Below are the records; restate all of them exactly.

**MATERIAL TO PROCESS**
==================================================

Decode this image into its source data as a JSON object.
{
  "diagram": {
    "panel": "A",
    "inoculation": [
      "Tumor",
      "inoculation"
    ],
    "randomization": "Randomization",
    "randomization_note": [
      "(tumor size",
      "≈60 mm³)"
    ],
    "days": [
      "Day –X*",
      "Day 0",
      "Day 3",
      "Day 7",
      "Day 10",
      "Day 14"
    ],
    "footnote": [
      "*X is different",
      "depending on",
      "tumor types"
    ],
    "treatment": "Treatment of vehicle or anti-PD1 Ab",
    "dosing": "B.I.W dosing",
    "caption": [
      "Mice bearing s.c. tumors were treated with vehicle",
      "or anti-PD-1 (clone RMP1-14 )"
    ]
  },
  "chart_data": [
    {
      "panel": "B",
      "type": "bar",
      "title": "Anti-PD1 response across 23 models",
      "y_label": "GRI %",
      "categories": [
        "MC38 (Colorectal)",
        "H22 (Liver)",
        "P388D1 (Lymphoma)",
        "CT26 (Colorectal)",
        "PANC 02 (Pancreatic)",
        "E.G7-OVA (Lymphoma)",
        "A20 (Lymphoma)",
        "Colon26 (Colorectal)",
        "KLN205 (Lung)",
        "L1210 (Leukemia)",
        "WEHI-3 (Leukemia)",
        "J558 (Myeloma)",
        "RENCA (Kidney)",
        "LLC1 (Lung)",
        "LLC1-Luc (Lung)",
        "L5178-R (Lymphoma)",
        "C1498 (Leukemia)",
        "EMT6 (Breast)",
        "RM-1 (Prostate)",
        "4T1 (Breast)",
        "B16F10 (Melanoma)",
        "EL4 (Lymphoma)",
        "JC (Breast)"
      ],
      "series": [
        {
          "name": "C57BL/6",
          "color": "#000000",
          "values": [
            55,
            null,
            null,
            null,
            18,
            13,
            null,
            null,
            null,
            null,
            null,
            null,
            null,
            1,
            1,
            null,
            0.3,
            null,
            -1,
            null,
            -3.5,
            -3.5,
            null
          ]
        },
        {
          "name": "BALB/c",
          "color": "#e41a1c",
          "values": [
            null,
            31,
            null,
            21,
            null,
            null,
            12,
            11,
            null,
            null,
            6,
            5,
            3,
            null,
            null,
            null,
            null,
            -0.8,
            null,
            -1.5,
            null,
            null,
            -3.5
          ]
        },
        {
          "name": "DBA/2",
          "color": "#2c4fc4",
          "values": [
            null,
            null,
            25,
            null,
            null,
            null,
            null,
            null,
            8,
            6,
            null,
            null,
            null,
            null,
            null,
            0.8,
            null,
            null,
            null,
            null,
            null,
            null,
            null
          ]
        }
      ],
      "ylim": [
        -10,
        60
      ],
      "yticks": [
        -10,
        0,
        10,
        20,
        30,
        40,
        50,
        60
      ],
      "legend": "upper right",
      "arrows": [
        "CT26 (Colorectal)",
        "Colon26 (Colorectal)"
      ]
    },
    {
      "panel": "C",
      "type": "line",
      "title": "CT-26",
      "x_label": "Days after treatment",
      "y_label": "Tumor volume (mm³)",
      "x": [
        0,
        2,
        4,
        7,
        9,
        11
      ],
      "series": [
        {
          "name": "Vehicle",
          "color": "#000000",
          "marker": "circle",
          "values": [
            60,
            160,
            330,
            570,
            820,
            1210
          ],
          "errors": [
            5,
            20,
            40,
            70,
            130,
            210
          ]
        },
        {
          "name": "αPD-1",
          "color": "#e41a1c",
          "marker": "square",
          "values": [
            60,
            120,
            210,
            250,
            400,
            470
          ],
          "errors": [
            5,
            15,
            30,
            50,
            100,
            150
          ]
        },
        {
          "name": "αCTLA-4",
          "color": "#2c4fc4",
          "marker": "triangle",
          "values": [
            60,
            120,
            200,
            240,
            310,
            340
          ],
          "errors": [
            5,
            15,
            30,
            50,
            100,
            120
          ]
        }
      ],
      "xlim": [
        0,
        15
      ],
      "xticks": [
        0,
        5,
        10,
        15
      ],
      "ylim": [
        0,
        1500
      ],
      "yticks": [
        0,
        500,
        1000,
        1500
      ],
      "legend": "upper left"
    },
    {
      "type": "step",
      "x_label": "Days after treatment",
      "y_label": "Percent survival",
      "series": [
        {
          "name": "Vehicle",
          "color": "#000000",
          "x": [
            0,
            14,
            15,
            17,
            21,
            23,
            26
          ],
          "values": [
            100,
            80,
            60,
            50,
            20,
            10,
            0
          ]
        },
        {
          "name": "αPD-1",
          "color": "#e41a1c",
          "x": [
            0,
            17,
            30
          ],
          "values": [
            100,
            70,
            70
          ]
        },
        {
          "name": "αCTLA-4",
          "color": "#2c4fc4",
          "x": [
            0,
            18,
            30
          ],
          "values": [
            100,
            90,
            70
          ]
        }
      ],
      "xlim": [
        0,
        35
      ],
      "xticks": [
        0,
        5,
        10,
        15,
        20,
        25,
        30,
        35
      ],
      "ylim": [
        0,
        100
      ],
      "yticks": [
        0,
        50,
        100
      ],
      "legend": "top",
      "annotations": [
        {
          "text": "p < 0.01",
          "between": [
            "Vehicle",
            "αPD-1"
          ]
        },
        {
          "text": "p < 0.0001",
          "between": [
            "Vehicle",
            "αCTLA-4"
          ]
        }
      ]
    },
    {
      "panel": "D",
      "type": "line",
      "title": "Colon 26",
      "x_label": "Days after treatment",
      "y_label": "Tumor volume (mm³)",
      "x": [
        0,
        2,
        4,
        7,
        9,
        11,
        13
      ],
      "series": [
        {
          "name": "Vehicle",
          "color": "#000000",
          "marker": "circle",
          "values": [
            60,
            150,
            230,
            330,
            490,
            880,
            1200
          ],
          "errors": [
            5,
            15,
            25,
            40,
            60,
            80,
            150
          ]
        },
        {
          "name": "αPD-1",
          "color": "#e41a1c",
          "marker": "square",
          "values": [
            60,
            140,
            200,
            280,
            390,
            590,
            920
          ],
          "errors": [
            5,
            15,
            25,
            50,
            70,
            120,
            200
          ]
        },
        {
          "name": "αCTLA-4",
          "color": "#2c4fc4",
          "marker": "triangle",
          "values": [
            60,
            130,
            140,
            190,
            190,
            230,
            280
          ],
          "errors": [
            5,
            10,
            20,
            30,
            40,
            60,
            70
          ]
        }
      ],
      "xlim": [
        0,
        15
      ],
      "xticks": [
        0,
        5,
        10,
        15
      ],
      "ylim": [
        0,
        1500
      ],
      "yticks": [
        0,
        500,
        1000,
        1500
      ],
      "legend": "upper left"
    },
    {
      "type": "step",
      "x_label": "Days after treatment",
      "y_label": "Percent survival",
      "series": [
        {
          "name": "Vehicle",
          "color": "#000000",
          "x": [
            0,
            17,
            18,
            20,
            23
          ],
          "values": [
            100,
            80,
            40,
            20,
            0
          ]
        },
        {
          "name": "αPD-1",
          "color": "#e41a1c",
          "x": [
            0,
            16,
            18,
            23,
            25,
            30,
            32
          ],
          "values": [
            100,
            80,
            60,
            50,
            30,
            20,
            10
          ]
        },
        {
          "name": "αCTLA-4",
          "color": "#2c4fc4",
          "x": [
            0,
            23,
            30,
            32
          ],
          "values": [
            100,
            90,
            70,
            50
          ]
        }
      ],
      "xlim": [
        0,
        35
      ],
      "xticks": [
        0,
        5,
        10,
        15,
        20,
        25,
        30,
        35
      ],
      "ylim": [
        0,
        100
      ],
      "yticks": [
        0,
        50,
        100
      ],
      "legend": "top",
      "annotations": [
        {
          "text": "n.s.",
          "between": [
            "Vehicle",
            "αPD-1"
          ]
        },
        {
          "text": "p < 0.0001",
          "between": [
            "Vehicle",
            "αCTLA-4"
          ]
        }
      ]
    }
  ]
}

==================================================

**EXERCISE RESPONSE**
Decode this image into its source data as a JSON object.
{
  "diagram": {
    "panel": "A",
    "inoculation": [
      "Tumor",
      "inoculation"
    ],
    "randomization": "Randomization",
    "randomization_note": [
      "(tumor size",
      "≈60 mm³)"
    ],
    "days": [
      "Day –X*",
      "Day 0",
      "Day 3",
      "Day 7",
      "Day 10",
      "Day 14"
    ],
    "footnote": [
      "*X is different",
      "depending on",
      "tumor types"
    ],
    "treatment": "Treatment of vehicle or anti-PD1 Ab",
    "dosing": "B.I.W dosing",
    "caption": [
      "Mice bearing s.c. tumors were treated with vehicle",
      "or anti-PD-1 (clone RMP1-14 )"
    ]
  },
  "chart_data": [
    {
      "panel": "B",
      "type": "bar",
      "title": "Anti-PD1 response across 23 models",
      "y_label": "GRI %",
      "categories": [
        "MC38 (Colorectal)",
        "H22 (Liver)",
        "P388D1 (Lymphoma)",
        "CT26 (Colorectal)",
        "PANC 02 (Pancreatic)",
        "E.G7-OVA (Lymphoma)",
        "A20 (Lymphoma)",
        "Colon26 (Colorectal)",
        "KLN205 (Lung)",
        "L1210 (Leukemia)",
        "WEHI-3 (Leukemia)",
        "J558 (Myeloma)",
        "RENCA (Kidney)",
        "LLC1 (Lung)",
        "LLC1-Luc (Lung)",
        "L5178-R (Lymphoma)",
        "C1498 (Leukemia)",
        "EMT6 (Breast)",
        "RM-1 (Prostate)",
        "4T1 (Breast)",
        "B16F10 (Melanoma)",
        "EL4 (Lymphoma)",
        "JC (Breast)"
      ],
      "series": [
        {
          "name": "C57BL/6",
          "color": "#000000",
          "values": [
            55,
            null,
            null,
            null,
            18,
            13,
            null,
            null,
            null,
            null,
            null,
            null,
            null,
            1,
            1,
            null,
            0.3,
            null,
            -1,
            null,
            -3.5,
            -3.5,
            null
          ]
        },
        {
          "name": "BALB/c",
          "color": "#e41a1c",
          "values": [
            null,
            31,
            null,
            21,
            null,
            null,
            12,
            11,
            null,
            null,
            6,
            5,
            3,
            null,
            null,
            null,
            null,
            -0.8,
            null,
            -1.5,
            null,
            null,
            -3.5
          ]
        },
        {
          "name": "DBA/2",
          "color": "#2c4fc4",
          "values": [
            null,
            null,
            25,
            null,
            null,
            null,
            null,
            null,
            8,
            6,
            null,
            null,
            null,
            null,
            null,
            0.8,
            null,
            null,
            null,
            null,
            null,
            null,
            null
          ]
        }
      ],
      "ylim": [
        -10,
        60
      ],
      "yticks": [
        -10,
        0,
        10,
        20,
        30,
        40,
        50,
        60
      ],
      "legend": "upper right",
      "arrows": [
        "CT26 (Colorectal)",
        "Colon26 (Colorectal)"
      ]
    },
    {
      "panel": "C",
      "type": "line",
      "title": "CT-26",
      "x_label": "Days after treatment",
      "y_label": "Tumor volume (mm³)",
      "x": [
        0,
        2,
        4,
        7,
        9,
        11
      ],
      "series": [
        {
          "name": "Vehicle",
          "color": "#000000",
          "marker": "circle",
          "values": [
            60,
            160,
            330,
            570,
            820,
            1210
          ],
          "errors": [
            5,
            20,
            40,
            70,
            130,
            210
          ]
        },
        {
          "name": "αPD-1",
          "color": "#e41a1c",
          "marker": "square",
          "values": [
            60,
            120,
            210,
            250,
            400,
            470
          ],
          "errors": [
            5,
            15,
            30,
            50,
            100,
            150
          ]
        },
        {
          "name": "αCTLA-4",
          "color": "#2c4fc4",
          "marker": "triangle",
          "values": [
            60,
            120,
            200,
            240,
            310,
            340
          ],
          "errors": [
            5,
            15,
            30,
            50,
            100,
            120
          ]
        }
      ],
      "xlim": [
        0,
        15
      ],
      "xticks": [
        0,
        5,
        10,
        15
      ],
      "ylim": [
        0,
        1500
      ],
      "yticks": [
        0,
        500,
        1000,
        1500
      ],
      "legend": "upper left"
    },
    {
      "type": "step",
      "x_label": "Days after treatment",
      "y_label": "Percent survival",
      "series": [
        {
          "name": "Vehicle",
          "color": "#000000",
          "x": [
            0,
            14,
            15,
            17,
            21,
            23,
            26
          ],
          "values": [
            100,
            80,
            60,
            50,
            20,
            10,
            0
          ]
        },
        {
          "name": "αPD-1",
          "color": "#e41a1c",
          "x": [
            0,
            17,
            30
          ],
          "values": [
            100,
            70,
            70
          ]
        },
        {
          "name": "αCTLA-4",
          "color": "#2c4fc4",
          "x": [
            0,
            18,
            30
          ],
          "values": [
            100,
            90,
            70
          ]
        }
      ],
      "xlim": [
        0,
        35
      ],
      "xticks": [
        0,
        5,
        10,
        15,
        20,
        25,
        30,
        35
      ],
      "ylim": [
        0,
        100
      ],
      "yticks": [
        0,
        50,
        100
      ],
      "legend": "top",
      "annotations": [
        {
          "text": "p < 0.01",
          "between": [
            "Vehicle",
            "αPD-1"
          ]
        },
        {
          "text": "p < 0.0001",
          "between": [
            "Vehicle",
            "αCTLA-4"
          ]
        }
      ]
    },
    {
      "panel": "D",
      "type": "line",
      "title": "Colon 26",
      "x_label": "Days after treatment",
      "y_label": "Tumor volume (mm³)",
      "x": [
        0,
        2,
        4,
        7,
        9,
        11,
        13
      ],
      "series": [
        {
          "name": "Vehicle",
          "color": "#000000",
          "marker": "circle",
          "values": [
            60,
            150,
            230,
            330,
            490,
            880,
            1200
          ],
          "errors": [
            5,
            15,
            25,
            40,
            60,
            80,
            150
          ]
        },
        {
          "name": "αPD-1",
          "color": "#e41a1c",
          "marker": "square",
          "values": [
            60,
            140,
            200,
            280,
            390,
            590,
            920
          ],
          "errors": [
            5,
            15,
            25,
            50,
            70,
            120,
            200
          ]
        },
        {
          "name": "αCTLA-4",
          "color": "#2c4fc4",
          "marker": "triangle",
          "values": [
            60,
            130,
            140,
            190,
            190,
            230,
            280
          ],
          "errors": [
            5,
            10,
            20,
            30,
            40,
            60,
            70
          ]
        }
      ],
      "xlim": [
        0,
        15
      ],
      "xticks": [
        0,
        5,
        10,
        15
      ],
      "ylim": [
        0,
        1500
      ],
      "yticks": [
        0,
        500,
        1000,
        1500
      ],
      "legend": "upper left"
    },
    {
      "type": "step",
      "x_label": "Days after treatment",
      "y_label": "Percent survival",
      "series": [
        {
          "name": "Vehicle",
          "color": "#000000",
          "x": [
            0,
            17,
            18,
            20,
            23
          ],
          "values": [
            100,
            80,
            40,
            20,
            0
          ]
        },
        {
          "name": "αPD-1",
          "color": "#e41a1c",
          "x": [
            0,
            16,
            18,
            23,
            25,
            30,
            32
          ],
          "values": [
            100,
            80,
            60,
            50,
            30,
            20,
            10
          ]
        },
        {
          "name": "αCTLA-4",
          "color": "#2c4fc4",
          "x": [
            0,
            23,
            30,
            32
          ],
          "values": [
            100,
            90,
            70,
            50
          ]
        }
      ],
      "xlim": [
        0,
        35
      ],
      "xticks": [
        0,
        5,
        10,
        15,
        20,
        25,
        30,
        35
      ],
      "ylim": [
        0,
        100
      ],
      "yticks": [
        0,
        50,
        100
      ],
      "legend": "top",
      "annotations": [
        {
          "text": "n.s.",
          "between": [
            "Vehicle",
            "αPD-1"
          ]
        },
        {
          "text": "p < 0.0001",
          "between": [
            "Vehicle",
            "αCTLA-4"
          ]
        }
      ]
    }
  ]
}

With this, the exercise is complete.